This is a very honest review from one of our customers. It's a great snap shot of what customers think of our products and our company. Feedback like this is always welcome.

"Customizing your rifle with eyebrow-raising parts from Strike Industries. Julian Honore

As with any materials shortage, draught, or major market shift, consumers eventually stop lamenting and start adapting. If shooting is a regular fixture in your life, or if you know anything about firearms, it’s probably occurred to you by now that there are really only a handful of things left for the average shooter on an budget to do: tasking a long, hard inventory of what you own, and deciding what is worth of making into a project. Upgrades, maintenance, maybe some buying and trading to get you what you really want but mot likely not.
If you’re one of the lucky few who got your collection together before this change in the industry hit - for the sake of this review let’s say a rifle and a handgun – then there are few options left to you. Drooling over ShotShow images doesn’t help. And if you have the ideal AR and 1911, you don’t want to give them up just to get half the price of what you want to buy that’s new. Like me, you’ve probably decided to do the only thing left for you to do in these times: really make your firearms yours. This is where custom parts and accessory companies like Strike Industries come in.

■ **STATED TASK 1**: Could you rewrite the stretch of the rifle customization review from "This is a very" through "mot likely not.", putting "buyers" in place of "consumers"?
■ **STATED TASK 2**: Can you continue the rifle customization review past its final sentence?

[Annotated element entries]
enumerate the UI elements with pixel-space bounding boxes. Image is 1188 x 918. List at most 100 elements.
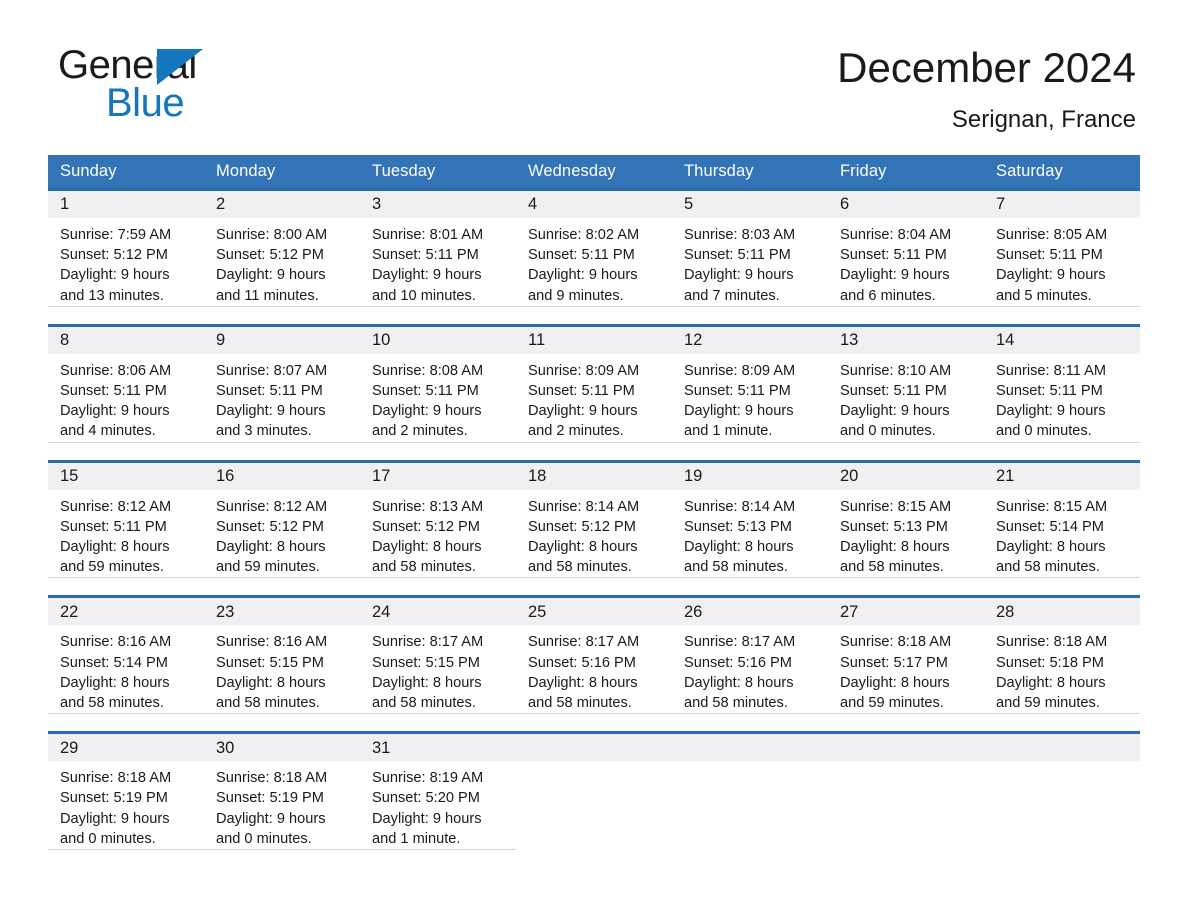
day-details: Sunrise: 8:03 AM Sunset: 5:11 PM Dayligh…: [672, 218, 828, 306]
day-cell[interactable]: 3 Sunrise: 8:01 AM Sunset: 5:11 PM Dayli…: [360, 191, 516, 307]
day-number-band: 11: [516, 326, 672, 354]
daylight-text-line2: and 58 minutes.: [372, 559, 476, 576]
page-title: December 2024: [837, 44, 1136, 91]
day-cell[interactable]: 28 Sunrise: 8:18 AM Sunset: 5:18 PM Dayl…: [984, 598, 1140, 715]
sunset-text: Sunset: 5:12 PM: [528, 518, 636, 535]
day-number-band: 27: [828, 598, 984, 626]
day-cell[interactable]: 9 Sunrise: 8:07 AM Sunset: 5:11 PM Dayli…: [204, 326, 360, 443]
sunset-text: Sunset: 5:16 PM: [684, 654, 792, 671]
day-number-band: 8: [48, 326, 204, 354]
daylight-text-line1: Daylight: 8 hours: [528, 674, 638, 691]
day-number: 26: [684, 602, 703, 621]
sunrise-text: Sunrise: 8:06 AM: [60, 362, 172, 379]
sunrise-text: Sunrise: 8:07 AM: [216, 362, 328, 379]
week-grid: 8 Sunrise: 8:06 AM Sunset: 5:11 PM Dayli…: [48, 326, 1140, 443]
daylight-text-line2: and 58 minutes.: [528, 695, 632, 712]
sunrise-text: Sunrise: 8:02 AM: [528, 227, 640, 243]
sunrise-text: Sunrise: 8:04 AM: [840, 227, 952, 243]
sunrise-text: Sunrise: 8:17 AM: [372, 634, 484, 651]
day-cell[interactable]: 16 Sunrise: 8:12 AM Sunset: 5:12 PM Dayl…: [204, 462, 360, 579]
day-cell[interactable]: 24 Sunrise: 8:17 AM Sunset: 5:15 PM Dayl…: [360, 598, 516, 715]
day-cell[interactable]: 10 Sunrise: 8:08 AM Sunset: 5:11 PM Dayl…: [360, 326, 516, 443]
day-number: 2: [216, 195, 226, 214]
day-cell[interactable]: 17 Sunrise: 8:13 AM Sunset: 5:12 PM Dayl…: [360, 462, 516, 579]
daylight-text-line2: and 59 minutes.: [216, 559, 320, 576]
day-details: Sunrise: 8:11 AM Sunset: 5:11 PM Dayligh…: [984, 354, 1140, 442]
day-cell[interactable]: 18 Sunrise: 8:14 AM Sunset: 5:12 PM Dayl…: [516, 462, 672, 579]
sunset-text: Sunset: 5:11 PM: [684, 247, 791, 264]
day-number: 22: [60, 602, 79, 621]
sunrise-text: Sunrise: 8:17 AM: [528, 634, 640, 651]
daylight-text-line2: and 58 minutes.: [996, 559, 1100, 576]
calendar-grid: Sunday Monday Tuesday Wednesday Thursday…: [48, 155, 1140, 851]
daylight-text-line2: and 58 minutes.: [840, 559, 944, 576]
day-details: Sunrise: 8:09 AM Sunset: 5:11 PM Dayligh…: [672, 354, 828, 442]
sunrise-text: Sunrise: 8:18 AM: [996, 634, 1108, 651]
day-cell[interactable]: 23 Sunrise: 8:16 AM Sunset: 5:15 PM Dayl…: [204, 598, 360, 715]
sunrise-text: Sunrise: 8:18 AM: [840, 634, 952, 651]
day-cell[interactable]: 7 Sunrise: 8:05 AM Sunset: 5:11 PM Dayli…: [984, 191, 1140, 307]
day-cell[interactable]: 5 Sunrise: 8:03 AM Sunset: 5:11 PM Dayli…: [672, 191, 828, 307]
day-cell[interactable]: 20 Sunrise: 8:15 AM Sunset: 5:13 PM Dayl…: [828, 462, 984, 579]
sunset-text: Sunset: 5:12 PM: [216, 247, 324, 264]
daylight-text-line1: Daylight: 9 hours: [996, 267, 1106, 284]
daylight-text-line1: Daylight: 8 hours: [840, 674, 950, 691]
day-cell[interactable]: 1 Sunrise: 7:59 AM Sunset: 5:12 PM Dayli…: [48, 191, 204, 307]
sunset-text: Sunset: 5:14 PM: [60, 654, 168, 671]
calendar-week-row: 29 Sunrise: 8:18 AM Sunset: 5:19 PM Dayl…: [48, 731, 1140, 851]
sunset-text: Sunset: 5:17 PM: [840, 654, 948, 671]
day-cell[interactable]: 8 Sunrise: 8:06 AM Sunset: 5:11 PM Dayli…: [48, 326, 204, 443]
day-cell[interactable]: 27 Sunrise: 8:18 AM Sunset: 5:17 PM Dayl…: [828, 598, 984, 715]
day-cell[interactable]: 19 Sunrise: 8:14 AM Sunset: 5:13 PM Dayl…: [672, 462, 828, 579]
daylight-text-line2: and 6 minutes.: [840, 287, 936, 304]
day-cell[interactable]: 15 Sunrise: 8:12 AM Sunset: 5:11 PM Dayl…: [48, 462, 204, 579]
day-cell[interactable]: 11 Sunrise: 8:09 AM Sunset: 5:11 PM Dayl…: [516, 326, 672, 443]
day-details: Sunrise: 8:07 AM Sunset: 5:11 PM Dayligh…: [204, 354, 360, 442]
triangle-logo-icon: [157, 49, 203, 85]
sunset-text: Sunset: 5:11 PM: [372, 247, 479, 264]
day-number: 21: [996, 466, 1015, 485]
day-cell[interactable]: 2 Sunrise: 8:00 AM Sunset: 5:12 PM Dayli…: [204, 191, 360, 307]
day-cell[interactable]: 26 Sunrise: 8:17 AM Sunset: 5:16 PM Dayl…: [672, 598, 828, 715]
day-number-band: [828, 734, 984, 762]
day-cell[interactable]: 25 Sunrise: 8:17 AM Sunset: 5:16 PM Dayl…: [516, 598, 672, 715]
day-number-band: 21: [984, 462, 1140, 490]
day-cell[interactable]: 4 Sunrise: 8:02 AM Sunset: 5:11 PM Dayli…: [516, 191, 672, 307]
daylight-text-line2: and 0 minutes.: [216, 830, 312, 847]
day-number: 12: [684, 331, 703, 350]
daylight-text-line1: Daylight: 8 hours: [684, 539, 794, 556]
day-cell[interactable]: 22 Sunrise: 8:16 AM Sunset: 5:14 PM Dayl…: [48, 598, 204, 715]
day-cell[interactable]: 30 Sunrise: 8:18 AM Sunset: 5:19 PM Dayl…: [204, 734, 360, 851]
daylight-text-line1: Daylight: 9 hours: [216, 267, 326, 284]
day-number-band: [984, 734, 1140, 762]
weekday-saturday: Saturday: [996, 162, 1063, 180]
location-subtitle: Serignan, France: [951, 106, 1136, 133]
daylight-text-line2: and 3 minutes.: [216, 423, 312, 440]
sunset-text: Sunset: 5:12 PM: [216, 518, 324, 535]
sunset-text: Sunset: 5:12 PM: [372, 518, 480, 535]
general-blue-logo[interactable]: General Blue: [58, 45, 318, 125]
daylight-text-line2: and 0 minutes.: [840, 423, 936, 440]
day-cell[interactable]: 21 Sunrise: 8:15 AM Sunset: 5:14 PM Dayl…: [984, 462, 1140, 579]
daylight-text-line2: and 9 minutes.: [528, 287, 624, 304]
sunrise-text: Sunrise: 8:14 AM: [528, 498, 640, 515]
calendar-week-row: 15 Sunrise: 8:12 AM Sunset: 5:11 PM Dayl…: [48, 459, 1140, 579]
day-number-band: 16: [204, 462, 360, 490]
day-cell[interactable]: 31 Sunrise: 8:19 AM Sunset: 5:20 PM Dayl…: [360, 734, 516, 851]
sunset-text: Sunset: 5:11 PM: [60, 518, 167, 535]
day-number-band: 31: [360, 734, 516, 762]
day-cell[interactable]: 29 Sunrise: 8:18 AM Sunset: 5:19 PM Dayl…: [48, 734, 204, 851]
day-number: 29: [60, 738, 79, 757]
day-cell[interactable]: 13 Sunrise: 8:10 AM Sunset: 5:11 PM Dayl…: [828, 326, 984, 443]
weekday-tuesday: Tuesday: [372, 162, 436, 180]
day-cell-empty: [984, 734, 1140, 850]
day-cell[interactable]: 12 Sunrise: 8:09 AM Sunset: 5:11 PM Dayl…: [672, 326, 828, 443]
weekday-sunday: Sunday: [60, 162, 117, 180]
day-details: Sunrise: 7:59 AM Sunset: 5:12 PM Dayligh…: [48, 218, 204, 306]
day-cell[interactable]: 6 Sunrise: 8:04 AM Sunset: 5:11 PM Dayli…: [828, 191, 984, 307]
day-number: 27: [840, 602, 859, 621]
day-cell[interactable]: 14 Sunrise: 8:11 AM Sunset: 5:11 PM Dayl…: [984, 326, 1140, 443]
day-number: 23: [216, 602, 235, 621]
daylight-text-line2: and 4 minutes.: [60, 423, 156, 440]
sunrise-text: Sunrise: 8:03 AM: [684, 227, 796, 243]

■ **RIGHT ANSWER 1**:
This is a very honest review from one of our customers. It's a great snap shot of what customers think of our products and our company. Feedback like this is always welcome.

"Customizing your rifle with eyebrow-raising parts from Strike Industries. Julian Honore

As with any materials shortage, draught, or major market shift, buyers eventually stop lamenting and start adapting. If shooting is a regular fixture in your life, or if you know anything about firearms, it’s probably occurred to you by now that there are really only a handful of things left for the average shooter on an budget to do: tasking a long, hard inventory of what you own, and deciding what is worth of making into a project. Upgrades, maintenance, maybe some buying and trading to get you what you really want but mot likely not.

■ **RIGHT ANSWER 2**:
While Magul makes a lot of tried and true furniture for rifles, they don’t pay much attention to handguns, nor do they stray from a very basic core line-up of accessories.
I’ve said it before, but SI picks up where Magpul and other aftermarket parts makers leave off: daring design, great materials, and comes across as a loyalty to innovative thinking. SI does not have a “theory-based” product line up. I would suggest that most of their products are edgy and brazen enough to all qualify as “experimental.” Without having to say so. Now that you’re married to your AR and your handgun, you can explore the wealth of SI’s products – some for looks, most are purpose-driven.
If you’ve visited the site before,, the first thing you’ll notice is that there are already a ton of new products available, all of them seeming to serve a meaningful product, and all of them adhering to a certain cool-factor that makes other after-market parts makers seem…square. So, how to navigate this wealth of new items that almost seem to have multiplied overnight? The first product I would point you towards is SI’s answer to Magpul’s Angled Foregrip, the Cobra grip. I think of this as the flagship product for any serious rifle parts-maker.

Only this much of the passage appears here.